▶ _Given problem_
All records must be quoted exactly. Omit the pictures.

═══ Supplied records ═══

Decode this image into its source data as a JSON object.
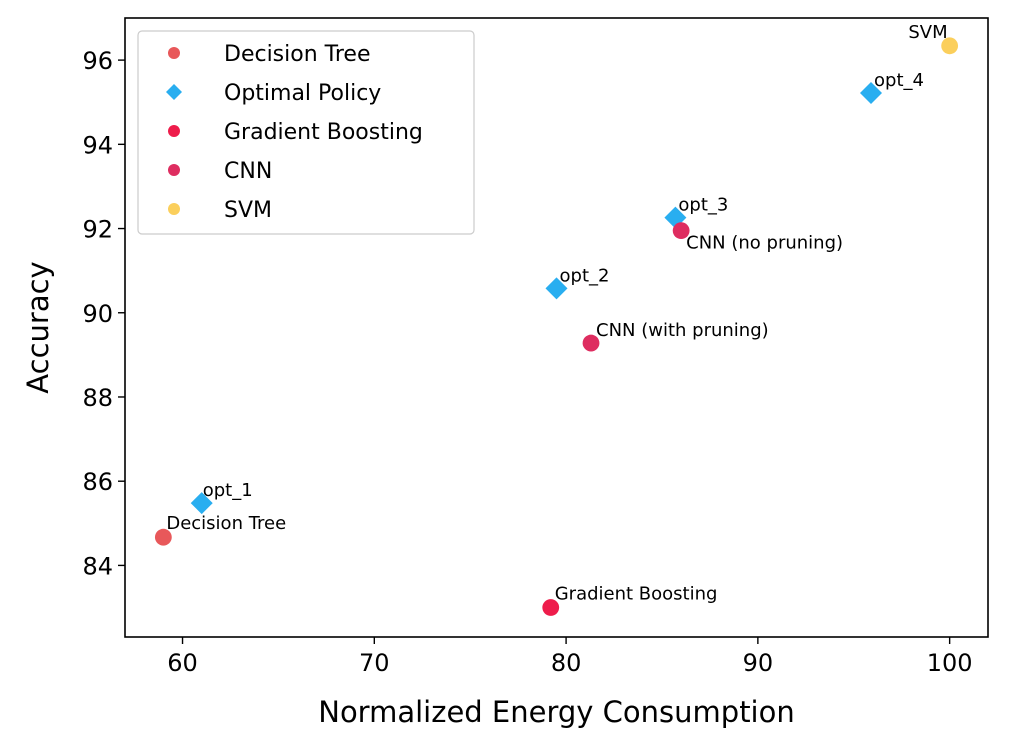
{
  "chart_data": {
    "type": "scatter",
    "title": "",
    "xlabel": "Normalized Energy Consumption",
    "ylabel": "Accuracy",
    "xlim": [
      57,
      102
    ],
    "ylim": [
      82.3,
      97.0
    ],
    "xticks": [
      60,
      70,
      80,
      90,
      100
    ],
    "yticks": [
      84,
      86,
      88,
      90,
      92,
      94,
      96
    ],
    "grid": false,
    "legend_position": "top-left",
    "series": [
      {
        "name": "Decision Tree",
        "marker": "circle",
        "color": "#e8585a",
        "points": [
          {
            "x": 59.0,
            "y": 84.67,
            "label": "Decision Tree"
          }
        ]
      },
      {
        "name": "Optimal Policy",
        "marker": "diamond",
        "color": "#29aef0",
        "points": [
          {
            "x": 61.0,
            "y": 85.48,
            "label": "opt_1"
          },
          {
            "x": 79.5,
            "y": 90.58,
            "label": "opt_2"
          },
          {
            "x": 85.7,
            "y": 92.26,
            "label": "opt_3"
          },
          {
            "x": 95.9,
            "y": 95.22,
            "label": "opt_4"
          }
        ]
      },
      {
        "name": "Gradient Boosting",
        "marker": "circle",
        "color": "#ee1c4b",
        "points": [
          {
            "x": 79.2,
            "y": 83.0,
            "label": "Gradient Boosting"
          }
        ]
      },
      {
        "name": "CNN",
        "marker": "circle",
        "color": "#de2d60",
        "points": [
          {
            "x": 81.3,
            "y": 89.28,
            "label": "CNN (with pruning)"
          },
          {
            "x": 86.0,
            "y": 91.95,
            "label": "CNN (no pruning)"
          }
        ]
      },
      {
        "name": "SVM",
        "marker": "circle",
        "color": "#fbcf5c",
        "points": [
          {
            "x": 100.0,
            "y": 96.34,
            "label": "SVM"
          }
        ]
      }
    ]
  }
}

═══

▶ _Answer for this exercise_
Decode this image into its source data as a JSON object.
{
  "chart_data": {
    "type": "scatter",
    "title": "",
    "xlabel": "Normalized Energy Consumption",
    "ylabel": "Accuracy",
    "xlim": [
      57,
      102
    ],
    "ylim": [
      82.3,
      97.0
    ],
    "xticks": [
      60,
      70,
      80,
      90,
      100
    ],
    "yticks": [
      84,
      86,
      88,
      90,
      92,
      94,
      96
    ],
    "grid": false,
    "legend_position": "top-left",
    "series": [
      {
        "name": "Decision Tree",
        "marker": "circle",
        "color": "#e8585a",
        "points": [
          {
            "x": 59.0,
            "y": 84.67,
            "label": "Decision Tree"
          }
        ]
      },
      {
        "name": "Optimal Policy",
        "marker": "diamond",
        "color": "#29aef0",
        "points": [
          {
            "x": 61.0,
            "y": 85.48,
            "label": "opt_1"
          },
          {
            "x": 79.5,
            "y": 90.58,
            "label": "opt_2"
          },
          {
            "x": 85.7,
            "y": 92.26,
            "label": "opt_3"
          },
          {
            "x": 95.9,
            "y": 95.22,
            "label": "opt_4"
          }
        ]
      },
      {
        "name": "Gradient Boosting",
        "marker": "circle",
        "color": "#ee1c4b",
        "points": [
          {
            "x": 79.2,
            "y": 83.0,
            "label": "Gradient Boosting"
          }
        ]
      },
      {
        "name": "CNN",
        "marker": "circle",
        "color": "#de2d60",
        "points": [
          {
            "x": 81.3,
            "y": 89.28,
            "label": "CNN (with pruning)"
          },
          {
            "x": 86.0,
            "y": 91.95,
            "label": "CNN (no pruning)"
          }
        ]
      },
      {
        "name": "SVM",
        "marker": "circle",
        "color": "#fbcf5c",
        "points": [
          {
            "x": 100.0,
            "y": 96.34,
            "label": "SVM"
          }
        ]
      }
    ]
  }
}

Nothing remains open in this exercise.